--- Begin RECORD EXCERPTS ---
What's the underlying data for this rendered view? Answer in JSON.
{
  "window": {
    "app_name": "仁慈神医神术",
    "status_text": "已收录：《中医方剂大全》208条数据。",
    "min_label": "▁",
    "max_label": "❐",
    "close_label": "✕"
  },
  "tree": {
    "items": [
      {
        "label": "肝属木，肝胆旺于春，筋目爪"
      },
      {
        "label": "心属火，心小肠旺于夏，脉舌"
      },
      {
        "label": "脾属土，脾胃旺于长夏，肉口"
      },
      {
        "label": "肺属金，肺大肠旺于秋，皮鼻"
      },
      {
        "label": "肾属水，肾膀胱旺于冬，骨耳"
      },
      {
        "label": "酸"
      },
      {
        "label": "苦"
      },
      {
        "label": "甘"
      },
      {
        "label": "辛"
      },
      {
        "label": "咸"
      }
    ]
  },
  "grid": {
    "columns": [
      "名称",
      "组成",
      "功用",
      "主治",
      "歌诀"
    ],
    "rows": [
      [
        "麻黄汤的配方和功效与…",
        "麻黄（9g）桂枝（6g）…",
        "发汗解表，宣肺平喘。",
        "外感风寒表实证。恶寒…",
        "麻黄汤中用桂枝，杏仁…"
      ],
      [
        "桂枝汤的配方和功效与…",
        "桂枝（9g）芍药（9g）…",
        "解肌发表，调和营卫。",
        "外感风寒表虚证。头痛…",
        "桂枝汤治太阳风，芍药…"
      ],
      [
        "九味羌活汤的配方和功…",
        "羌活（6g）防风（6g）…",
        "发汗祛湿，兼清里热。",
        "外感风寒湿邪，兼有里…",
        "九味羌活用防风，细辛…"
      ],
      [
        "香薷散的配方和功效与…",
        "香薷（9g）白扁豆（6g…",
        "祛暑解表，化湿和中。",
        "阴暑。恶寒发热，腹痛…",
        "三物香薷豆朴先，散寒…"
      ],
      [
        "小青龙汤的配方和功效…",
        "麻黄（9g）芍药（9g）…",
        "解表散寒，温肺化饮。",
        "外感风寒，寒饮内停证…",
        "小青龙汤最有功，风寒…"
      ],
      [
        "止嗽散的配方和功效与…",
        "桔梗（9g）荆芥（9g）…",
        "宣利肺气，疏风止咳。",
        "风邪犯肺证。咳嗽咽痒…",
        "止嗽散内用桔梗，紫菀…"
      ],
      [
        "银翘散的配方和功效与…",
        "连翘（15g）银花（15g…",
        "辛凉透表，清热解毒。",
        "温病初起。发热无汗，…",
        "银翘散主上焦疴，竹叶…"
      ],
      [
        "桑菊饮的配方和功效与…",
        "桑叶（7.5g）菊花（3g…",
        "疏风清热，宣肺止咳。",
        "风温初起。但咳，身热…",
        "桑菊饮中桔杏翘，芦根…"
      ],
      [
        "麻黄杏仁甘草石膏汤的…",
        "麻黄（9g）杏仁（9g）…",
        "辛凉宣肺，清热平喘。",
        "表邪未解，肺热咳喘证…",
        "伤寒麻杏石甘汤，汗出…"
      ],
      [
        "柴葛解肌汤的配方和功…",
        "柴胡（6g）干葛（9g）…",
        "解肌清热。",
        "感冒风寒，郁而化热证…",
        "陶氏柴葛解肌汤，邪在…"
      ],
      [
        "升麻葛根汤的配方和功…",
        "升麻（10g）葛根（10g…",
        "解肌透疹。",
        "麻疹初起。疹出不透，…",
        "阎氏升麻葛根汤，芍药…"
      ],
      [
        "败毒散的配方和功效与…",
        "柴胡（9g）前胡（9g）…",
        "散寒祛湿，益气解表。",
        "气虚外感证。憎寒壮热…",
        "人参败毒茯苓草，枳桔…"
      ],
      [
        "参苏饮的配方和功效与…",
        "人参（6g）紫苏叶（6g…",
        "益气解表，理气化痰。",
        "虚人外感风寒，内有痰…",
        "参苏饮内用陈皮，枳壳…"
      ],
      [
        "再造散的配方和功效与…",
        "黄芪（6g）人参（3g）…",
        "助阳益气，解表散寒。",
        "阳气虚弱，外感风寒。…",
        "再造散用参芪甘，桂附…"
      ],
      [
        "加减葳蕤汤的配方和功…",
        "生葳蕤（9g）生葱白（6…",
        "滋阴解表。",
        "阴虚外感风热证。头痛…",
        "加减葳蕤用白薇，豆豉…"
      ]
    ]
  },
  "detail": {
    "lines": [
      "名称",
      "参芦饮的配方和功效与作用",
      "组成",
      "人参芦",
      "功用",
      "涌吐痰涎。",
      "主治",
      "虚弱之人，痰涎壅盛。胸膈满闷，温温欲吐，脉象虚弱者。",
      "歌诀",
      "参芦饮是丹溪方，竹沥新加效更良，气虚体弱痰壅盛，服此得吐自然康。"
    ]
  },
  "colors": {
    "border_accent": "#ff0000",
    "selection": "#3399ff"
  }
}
--- End RECORD EXCERPTS ---
Write every record out again, unaltered.

- _CORRECT ANSWER_
What's the underlying data for this rendered view? Answer in JSON.
{
  "window": {
    "app_name": "仁慈神医神术",
    "status_text": "已收录：《中医方剂大全》208条数据。",
    "min_label": "▁",
    "max_label": "❐",
    "close_label": "✕"
  },
  "tree": {
    "items": [
      {
        "label": "肝属木，肝胆旺于春，筋目爪"
      },
      {
        "label": "心属火，心小肠旺于夏，脉舌"
      },
      {
        "label": "脾属土，脾胃旺于长夏，肉口"
      },
      {
        "label": "肺属金，肺大肠旺于秋，皮鼻"
      },
      {
        "label": "肾属水，肾膀胱旺于冬，骨耳"
      },
      {
        "label": "酸"
      },
      {
        "label": "苦"
      },
      {
        "label": "甘"
      },
      {
        "label": "辛"
      },
      {
        "label": "咸"
      }
    ]
  },
  "grid": {
    "columns": [
      "名称",
      "组成",
      "功用",
      "主治",
      "歌诀"
    ],
    "rows": [
      [
        "麻黄汤的配方和功效与…",
        "麻黄（9g）桂枝（6g）…",
        "发汗解表，宣肺平喘。",
        "外感风寒表实证。恶寒…",
        "麻黄汤中用桂枝，杏仁…"
      ],
      [
        "桂枝汤的配方和功效与…",
        "桂枝（9g）芍药（9g）…",
        "解肌发表，调和营卫。",
        "外感风寒表虚证。头痛…",
        "桂枝汤治太阳风，芍药…"
      ],
      [
        "九味羌活汤的配方和功…",
        "羌活（6g）防风（6g）…",
        "发汗祛湿，兼清里热。",
        "外感风寒湿邪，兼有里…",
        "九味羌活用防风，细辛…"
      ],
      [
        "香薷散的配方和功效与…",
        "香薷（9g）白扁豆（6g…",
        "祛暑解表，化湿和中。",
        "阴暑。恶寒发热，腹痛…",
        "三物香薷豆朴先，散寒…"
      ],
      [
        "小青龙汤的配方和功效…",
        "麻黄（9g）芍药（9g）…",
        "解表散寒，温肺化饮。",
        "外感风寒，寒饮内停证…",
        "小青龙汤最有功，风寒…"
      ],
      [
        "止嗽散的配方和功效与…",
        "桔梗（9g）荆芥（9g）…",
        "宣利肺气，疏风止咳。",
        "风邪犯肺证。咳嗽咽痒…",
        "止嗽散内用桔梗，紫菀…"
      ],
      [
        "银翘散的配方和功效与…",
        "连翘（15g）银花（15g…",
        "辛凉透表，清热解毒。",
        "温病初起。发热无汗，…",
        "银翘散主上焦疴，竹叶…"
      ],
      [
        "桑菊饮的配方和功效与…",
        "桑叶（7.5g）菊花（3g…",
        "疏风清热，宣肺止咳。",
        "风温初起。但咳，身热…",
        "桑菊饮中桔杏翘，芦根…"
      ],
      [
        "麻黄杏仁甘草石膏汤的…",
        "麻黄（9g）杏仁（9g）…",
        "辛凉宣肺，清热平喘。",
        "表邪未解，肺热咳喘证…",
        "伤寒麻杏石甘汤，汗出…"
      ],
      [
        "柴葛解肌汤的配方和功…",
        "柴胡（6g）干葛（9g）…",
        "解肌清热。",
        "感冒风寒，郁而化热证…",
        "陶氏柴葛解肌汤，邪在…"
      ],
      [
        "升麻葛根汤的配方和功…",
        "升麻（10g）葛根（10g…",
        "解肌透疹。",
        "麻疹初起。疹出不透，…",
        "阎氏升麻葛根汤，芍药…"
      ],
      [
        "败毒散的配方和功效与…",
        "柴胡（9g）前胡（9g）…",
        "散寒祛湿，益气解表。",
        "气虚外感证。憎寒壮热…",
        "人参败毒茯苓草，枳桔…"
      ],
      [
        "参苏饮的配方和功效与…",
        "人参（6g）紫苏叶（6g…",
        "益气解表，理气化痰。",
        "虚人外感风寒，内有痰…",
        "参苏饮内用陈皮，枳壳…"
      ],
      [
        "再造散的配方和功效与…",
        "黄芪（6g）人参（3g）…",
        "助阳益气，解表散寒。",
        "阳气虚弱，外感风寒。…",
        "再造散用参芪甘，桂附…"
      ],
      [
        "加减葳蕤汤的配方和功…",
        "生葳蕤（9g）生葱白（6…",
        "滋阴解表。",
        "阴虚外感风热证。头痛…",
        "加减葳蕤用白薇，豆豉…"
      ]
    ]
  },
  "detail": {
    "lines": [
      "名称",
      "参芦饮的配方和功效与作用",
      "组成",
      "人参芦",
      "功用",
      "涌吐痰涎。",
      "主治",
      "虚弱之人，痰涎壅盛。胸膈满闷，温温欲吐，脉象虚弱者。",
      "歌诀",
      "参芦饮是丹溪方，竹沥新加效更良，气虚体弱痰壅盛，服此得吐自然康。"
    ]
  },
  "colors": {
    "border_accent": "#ff0000",
    "selection": "#3399ff"
  }
}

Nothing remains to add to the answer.